### What you have to do
Format every line of the records below as a single numbered list, skipping blank lines and leaving out the pictures.
>> start
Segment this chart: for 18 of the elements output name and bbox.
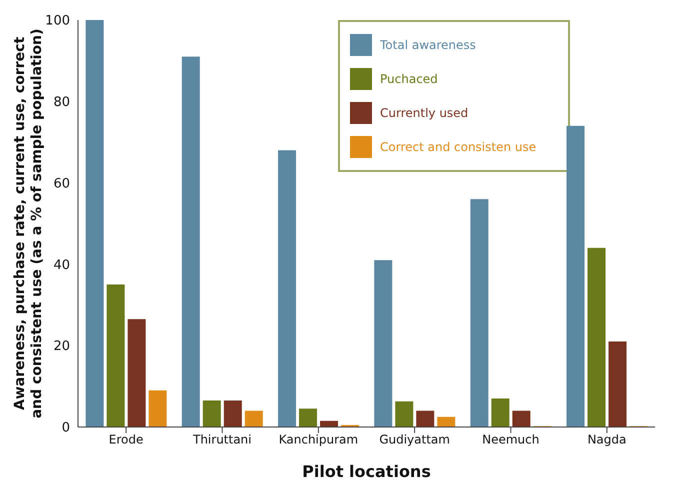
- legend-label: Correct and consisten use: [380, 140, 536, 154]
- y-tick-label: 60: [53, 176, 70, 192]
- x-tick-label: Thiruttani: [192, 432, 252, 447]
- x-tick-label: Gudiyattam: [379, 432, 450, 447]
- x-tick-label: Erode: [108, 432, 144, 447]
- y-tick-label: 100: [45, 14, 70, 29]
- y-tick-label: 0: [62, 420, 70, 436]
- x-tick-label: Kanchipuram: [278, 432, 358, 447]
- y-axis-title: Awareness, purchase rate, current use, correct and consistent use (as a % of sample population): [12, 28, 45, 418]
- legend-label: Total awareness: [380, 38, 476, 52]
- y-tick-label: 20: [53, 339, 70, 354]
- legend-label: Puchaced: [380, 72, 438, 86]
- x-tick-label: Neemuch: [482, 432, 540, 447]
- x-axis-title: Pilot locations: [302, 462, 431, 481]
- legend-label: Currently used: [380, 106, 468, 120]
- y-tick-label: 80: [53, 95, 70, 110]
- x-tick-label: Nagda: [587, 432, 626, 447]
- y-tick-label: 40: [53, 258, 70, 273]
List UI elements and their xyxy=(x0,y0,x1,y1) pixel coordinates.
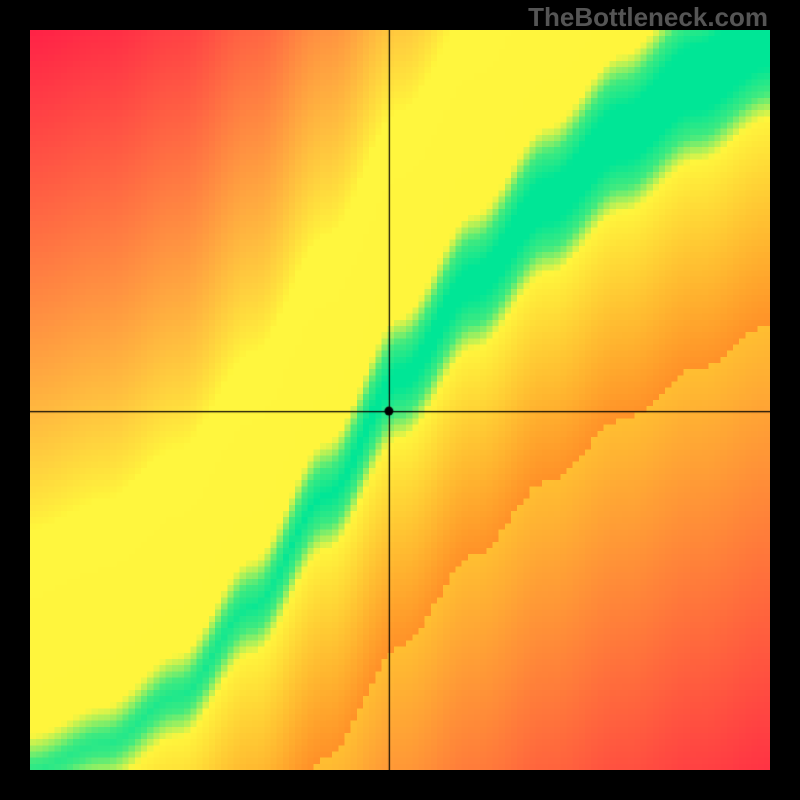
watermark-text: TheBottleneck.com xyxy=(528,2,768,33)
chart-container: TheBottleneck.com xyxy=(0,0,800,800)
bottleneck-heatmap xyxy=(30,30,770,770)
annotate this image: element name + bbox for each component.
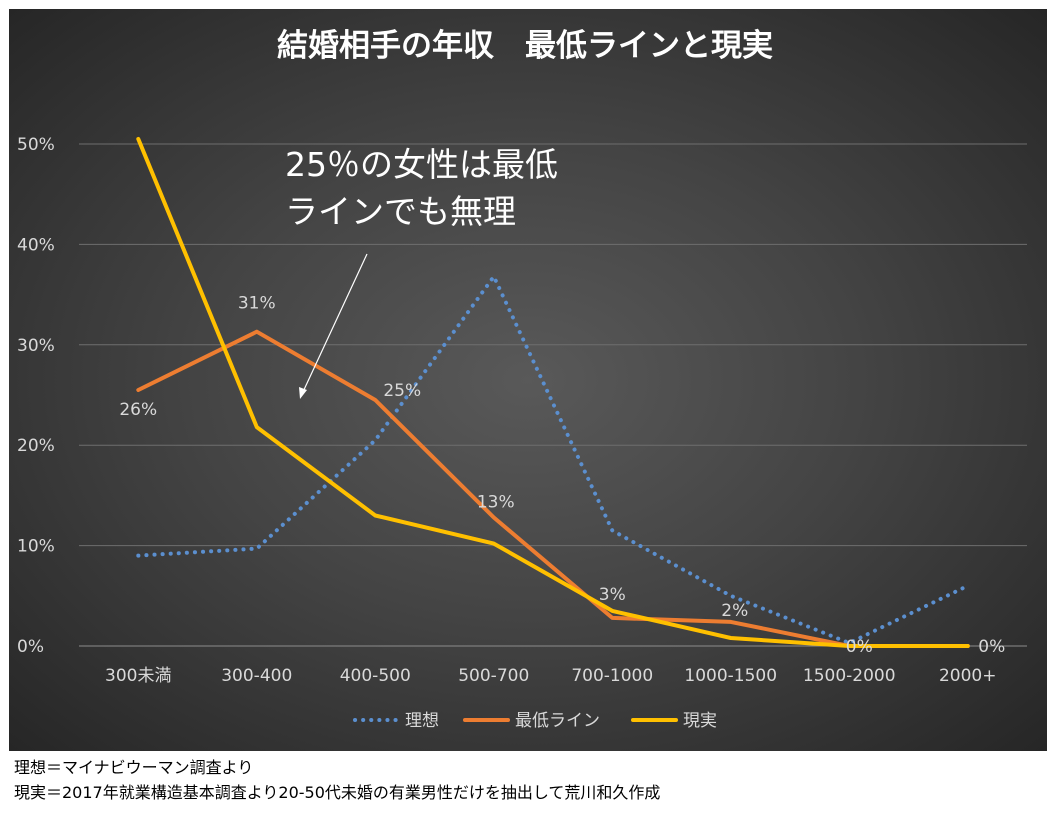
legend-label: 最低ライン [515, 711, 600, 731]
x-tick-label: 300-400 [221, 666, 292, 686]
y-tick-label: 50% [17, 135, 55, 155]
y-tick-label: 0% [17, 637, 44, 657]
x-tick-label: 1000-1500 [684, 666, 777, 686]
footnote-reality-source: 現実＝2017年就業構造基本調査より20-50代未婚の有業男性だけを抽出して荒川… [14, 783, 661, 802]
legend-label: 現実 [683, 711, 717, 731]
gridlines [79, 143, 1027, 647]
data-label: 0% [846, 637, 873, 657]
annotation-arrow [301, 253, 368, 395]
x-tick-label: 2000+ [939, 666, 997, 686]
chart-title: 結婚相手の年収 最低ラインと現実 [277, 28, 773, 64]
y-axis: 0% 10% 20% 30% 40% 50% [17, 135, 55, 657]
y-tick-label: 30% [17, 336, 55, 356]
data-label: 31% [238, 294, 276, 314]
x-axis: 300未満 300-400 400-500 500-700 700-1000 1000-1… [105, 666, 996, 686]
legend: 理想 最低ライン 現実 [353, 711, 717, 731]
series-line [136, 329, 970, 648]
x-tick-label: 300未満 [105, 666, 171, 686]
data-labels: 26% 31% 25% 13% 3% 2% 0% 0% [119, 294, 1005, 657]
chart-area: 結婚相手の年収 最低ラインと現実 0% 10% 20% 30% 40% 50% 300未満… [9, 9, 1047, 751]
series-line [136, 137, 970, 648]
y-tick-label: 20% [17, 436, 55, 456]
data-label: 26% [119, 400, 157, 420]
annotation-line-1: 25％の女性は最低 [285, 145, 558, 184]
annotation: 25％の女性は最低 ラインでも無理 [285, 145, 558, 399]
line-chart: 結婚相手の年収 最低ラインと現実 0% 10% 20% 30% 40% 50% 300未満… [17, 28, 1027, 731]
>> end
### Answer to the problem
1. Segment this chart: for 18 of the elements output name and bbox.
2. - legend-label: Correct and consisten use: [380, 140, 536, 154]
3. - y-tick-label: 60: [53, 176, 70, 192]
4. - x-tick-label: Thiruttani: [192, 432, 252, 447]
5. - x-tick-label: Gudiyattam: [379, 432, 450, 447]
6. - x-tick-label: Erode: [108, 432, 144, 447]
7. - y-tick-label: 100: [45, 14, 70, 29]
8. - y-tick-label: 0: [62, 420, 70, 436]
9. - x-tick-label: Kanchipuram: [278, 432, 358, 447]
10. - y-axis-title: Awareness, purchase rate, current use, correct and consistent use (as a % of sample population): [12, 28, 45, 418]
11. - legend-label: Total awareness: [380, 38, 476, 52]
12. - y-tick-label: 20: [53, 339, 70, 354]
13. - legend-label: Puchaced: [380, 72, 438, 86]
14. - x-tick-label: Neemuch: [482, 432, 540, 447]
15. - x-axis-title: Pilot locations: [302, 462, 431, 481]
16. - legend-label: Currently used: [380, 106, 468, 120]
17. - y-tick-label: 80: [53, 95, 70, 110]
18. - x-tick-label: Nagda: [587, 432, 626, 447]
19. - y-tick-label: 40: [53, 258, 70, 273]
20. List UI elements and their xyxy=(x0,y0,x1,y1) pixel coordinates.
21. watermark-text: TheBottleneck.com xyxy=(528,2,768,33)
22. chart-container: TheBottleneck.com xyxy=(0,0,800,800)
23. bottleneck-heatmap xyxy=(30,30,770,770)
24. annotate this image: element name + bbox for each component.
25. legend-label: 最低ライン [515, 711, 600, 731]
26. x-tick-label: 300-400 [221, 666, 292, 686]
27. y-tick-label: 50% [17, 135, 55, 155]
28. y-tick-label: 0% [17, 637, 44, 657]
29. x-tick-label: 1000-1500 [684, 666, 777, 686]
30. footnote-reality-source: 現実＝2017年就業構造基本調査より20-50代未婚の有業男性だけを抽出して荒川… [14, 783, 661, 802]
31. legend-label: 現実 [683, 711, 717, 731]
32. gridlines [79, 143, 1027, 647]
33. data-label: 0% [846, 637, 873, 657]
34. annotation-arrow [301, 253, 368, 395]
35. x-tick-label: 2000+ [939, 666, 997, 686]
36. chart-title: 結婚相手の年収 最低ラインと現実 [277, 28, 773, 64]
37. y-axis: 0% 10% 20% 30% 40% 50% [17, 135, 55, 657]
38. y-tick-label: 30% [17, 336, 55, 356]
39. data-label: 31% [238, 294, 276, 314]
40. x-axis: 300未満 300-400 400-500 500-700 700-1000 1000-1… [105, 666, 996, 686]
41. legend: 理想 最低ライン 現実 [353, 711, 717, 731]
42. series-line [136, 329, 970, 648]
43. x-tick-label: 300未満 [105, 666, 171, 686]
44. data-labels: 26% 31% 25% 13% 3% 2% 0% 0% [119, 294, 1005, 657]
45. chart-area: 結婚相手の年収 最低ラインと現実 0% 10% 20% 30% 40% 50% 300未満… [9, 9, 1047, 751]
46. series-line [136, 137, 970, 648]
47. y-tick-label: 20% [17, 436, 55, 456]
48. data-label: 26% [119, 400, 157, 420]
49. annotation-line-1: 25％の女性は最低 [285, 145, 558, 184]
50. annotation: 25％の女性は最低 ラインでも無理 [285, 145, 558, 399]
51. line-chart: 結婚相手の年収 最低ラインと現実 0% 10% 20% 30% 40% 50% 300未満… [17, 28, 1027, 731]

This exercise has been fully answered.